_Exercise details_.
Every record should be written out exactly, please.

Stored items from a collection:

════════

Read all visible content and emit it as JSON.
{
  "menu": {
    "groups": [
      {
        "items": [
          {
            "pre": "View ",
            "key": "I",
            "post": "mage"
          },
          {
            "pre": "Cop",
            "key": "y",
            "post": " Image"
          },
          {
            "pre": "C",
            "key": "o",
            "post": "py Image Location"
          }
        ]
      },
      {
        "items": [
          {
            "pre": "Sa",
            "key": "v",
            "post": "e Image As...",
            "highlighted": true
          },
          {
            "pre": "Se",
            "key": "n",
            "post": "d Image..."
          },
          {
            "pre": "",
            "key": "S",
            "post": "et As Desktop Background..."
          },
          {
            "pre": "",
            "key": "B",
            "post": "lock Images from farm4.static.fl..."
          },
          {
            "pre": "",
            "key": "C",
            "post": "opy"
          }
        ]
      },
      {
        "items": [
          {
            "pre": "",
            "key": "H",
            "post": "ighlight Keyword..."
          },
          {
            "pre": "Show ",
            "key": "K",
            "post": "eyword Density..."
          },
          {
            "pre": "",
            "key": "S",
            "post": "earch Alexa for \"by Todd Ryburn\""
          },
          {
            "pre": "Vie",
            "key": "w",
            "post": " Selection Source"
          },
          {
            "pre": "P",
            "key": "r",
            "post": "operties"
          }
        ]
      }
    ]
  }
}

════════

_The completed task_.
Read all visible content and emit it as JSON.
{
  "menu": {
    "groups": [
      {
        "items": [
          {
            "pre": "View ",
            "key": "I",
            "post": "mage"
          },
          {
            "pre": "Cop",
            "key": "y",
            "post": " Image"
          },
          {
            "pre": "C",
            "key": "o",
            "post": "py Image Location"
          }
        ]
      },
      {
        "items": [
          {
            "pre": "Sa",
            "key": "v",
            "post": "e Image As...",
            "highlighted": true
          },
          {
            "pre": "Se",
            "key": "n",
            "post": "d Image..."
          },
          {
            "pre": "",
            "key": "S",
            "post": "et As Desktop Background..."
          },
          {
            "pre": "",
            "key": "B",
            "post": "lock Images from farm4.static.fl..."
          },
          {
            "pre": "",
            "key": "C",
            "post": "opy"
          }
        ]
      },
      {
        "items": [
          {
            "pre": "",
            "key": "H",
            "post": "ighlight Keyword..."
          },
          {
            "pre": "Show ",
            "key": "K",
            "post": "eyword Density..."
          },
          {
            "pre": "",
            "key": "S",
            "post": "earch Alexa for \"by Todd Ryburn\""
          },
          {
            "pre": "Vie",
            "key": "w",
            "post": " Selection Source"
          },
          {
            "pre": "P",
            "key": "r",
            "post": "operties"
          }
        ]
      }
    ]
  }
}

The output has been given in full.